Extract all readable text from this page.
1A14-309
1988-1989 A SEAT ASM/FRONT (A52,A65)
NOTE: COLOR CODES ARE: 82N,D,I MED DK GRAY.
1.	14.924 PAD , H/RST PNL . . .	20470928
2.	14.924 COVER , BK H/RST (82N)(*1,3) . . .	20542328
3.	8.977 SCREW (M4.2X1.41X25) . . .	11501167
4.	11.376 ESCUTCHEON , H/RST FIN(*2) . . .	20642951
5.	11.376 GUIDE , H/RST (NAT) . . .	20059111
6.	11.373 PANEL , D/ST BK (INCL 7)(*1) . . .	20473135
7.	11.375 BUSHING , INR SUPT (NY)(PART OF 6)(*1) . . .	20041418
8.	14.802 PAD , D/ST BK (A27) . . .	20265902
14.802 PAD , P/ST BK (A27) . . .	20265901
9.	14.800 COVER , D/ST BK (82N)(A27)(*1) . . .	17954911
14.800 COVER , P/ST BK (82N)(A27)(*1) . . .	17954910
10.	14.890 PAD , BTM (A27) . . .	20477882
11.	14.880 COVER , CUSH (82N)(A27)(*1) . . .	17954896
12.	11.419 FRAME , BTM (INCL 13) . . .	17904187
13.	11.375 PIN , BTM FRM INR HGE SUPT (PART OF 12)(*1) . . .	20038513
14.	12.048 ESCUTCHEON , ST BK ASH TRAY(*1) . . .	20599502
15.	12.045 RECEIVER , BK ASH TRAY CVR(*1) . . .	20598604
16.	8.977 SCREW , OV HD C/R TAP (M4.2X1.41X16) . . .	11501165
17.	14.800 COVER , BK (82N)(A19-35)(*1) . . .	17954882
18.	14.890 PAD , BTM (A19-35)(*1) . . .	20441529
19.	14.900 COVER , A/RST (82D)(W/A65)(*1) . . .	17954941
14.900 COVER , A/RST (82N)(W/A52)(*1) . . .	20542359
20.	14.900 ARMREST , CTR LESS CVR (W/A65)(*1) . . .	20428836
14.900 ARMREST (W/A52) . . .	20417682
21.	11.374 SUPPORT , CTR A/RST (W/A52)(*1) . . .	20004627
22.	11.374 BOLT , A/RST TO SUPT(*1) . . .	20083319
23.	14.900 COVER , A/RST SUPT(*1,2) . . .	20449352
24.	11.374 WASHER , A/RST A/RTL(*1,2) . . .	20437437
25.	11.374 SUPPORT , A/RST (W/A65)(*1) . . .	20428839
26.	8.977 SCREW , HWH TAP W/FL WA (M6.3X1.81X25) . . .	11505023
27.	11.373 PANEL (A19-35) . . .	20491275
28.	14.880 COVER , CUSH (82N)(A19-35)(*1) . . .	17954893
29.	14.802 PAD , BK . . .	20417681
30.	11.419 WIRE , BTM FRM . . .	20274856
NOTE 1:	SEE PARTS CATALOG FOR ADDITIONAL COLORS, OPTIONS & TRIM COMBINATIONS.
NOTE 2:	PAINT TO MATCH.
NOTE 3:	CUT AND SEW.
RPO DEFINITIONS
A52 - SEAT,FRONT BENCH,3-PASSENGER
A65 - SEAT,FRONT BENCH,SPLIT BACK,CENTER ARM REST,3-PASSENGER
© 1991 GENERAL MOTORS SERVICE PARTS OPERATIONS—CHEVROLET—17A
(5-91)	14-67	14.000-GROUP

========================================

▶ What this task involves:
Give back all the records exactly as they stand.

▶ Written solution:
Extract all readable text from this page.
1A14-309
1988-1989 A SEAT ASM/FRONT (A52,A65)
NOTE: COLOR CODES ARE: 82N,D,I MED DK GRAY.
1.	14.924 PAD , H/RST PNL . . .	20470928
2.	14.924 COVER , BK H/RST (82N)(*1,3) . . .	20542328
3.	8.977 SCREW (M4.2X1.41X25) . . .	11501167
4.	11.376 ESCUTCHEON , H/RST FIN(*2) . . .	20642951
5.	11.376 GUIDE , H/RST (NAT) . . .	20059111
6.	11.373 PANEL , D/ST BK (INCL 7)(*1) . . .	20473135
7.	11.375 BUSHING , INR SUPT (NY)(PART OF 6)(*1) . . .	20041418
8.	14.802 PAD , D/ST BK (A27) . . .	20265902
14.802 PAD , P/ST BK (A27) . . .	20265901
9.	14.800 COVER , D/ST BK (82N)(A27)(*1) . . .	17954911
14.800 COVER , P/ST BK (82N)(A27)(*1) . . .	17954910
10.	14.890 PAD , BTM (A27) . . .	20477882
11.	14.880 COVER , CUSH (82N)(A27)(*1) . . .	17954896
12.	11.419 FRAME , BTM (INCL 13) . . .	17904187
13.	11.375 PIN , BTM FRM INR HGE SUPT (PART OF 12)(*1) . . .	20038513
14.	12.048 ESCUTCHEON , ST BK ASH TRAY(*1) . . .	20599502
15.	12.045 RECEIVER , BK ASH TRAY CVR(*1) . . .	20598604
16.	8.977 SCREW , OV HD C/R TAP (M4.2X1.41X16) . . .	11501165
17.	14.800 COVER , BK (82N)(A19-35)(*1) . . .	17954882
18.	14.890 PAD , BTM (A19-35)(*1) . . .	20441529
19.	14.900 COVER , A/RST (82D)(W/A65)(*1) . . .	17954941
14.900 COVER , A/RST (82N)(W/A52)(*1) . . .	20542359
20.	14.900 ARMREST , CTR LESS CVR (W/A65)(*1) . . .	20428836
14.900 ARMREST (W/A52) . . .	20417682
21.	11.374 SUPPORT , CTR A/RST (W/A52)(*1) . . .	20004627
22.	11.374 BOLT , A/RST TO SUPT(*1) . . .	20083319
23.	14.900 COVER , A/RST SUPT(*1,2) . . .	20449352
24.	11.374 WASHER , A/RST A/RTL(*1,2) . . .	20437437
25.	11.374 SUPPORT , A/RST (W/A65)(*1) . . .	20428839
26.	8.977 SCREW , HWH TAP W/FL WA (M6.3X1.81X25) . . .	11505023
27.	11.373 PANEL (A19-35) . . .	20491275
28.	14.880 COVER , CUSH (82N)(A19-35)(*1) . . .	17954893
29.	14.802 PAD , BK . . .	20417681
30.	11.419 WIRE , BTM FRM . . .	20274856
NOTE 1:	SEE PARTS CATALOG FOR ADDITIONAL COLORS, OPTIONS & TRIM COMBINATIONS.
NOTE 2:	PAINT TO MATCH.
NOTE 3:	CUT AND SEW.
RPO DEFINITIONS
A52 - SEAT,FRONT BENCH,3-PASSENGER
A65 - SEAT,FRONT BENCH,SPLIT BACK,CENTER ARM REST,3-PASSENGER
© 1991 GENERAL MOTORS SERVICE PARTS OPERATIONS—CHEVROLET—17A
(5-91)	14-67	14.000-GROUP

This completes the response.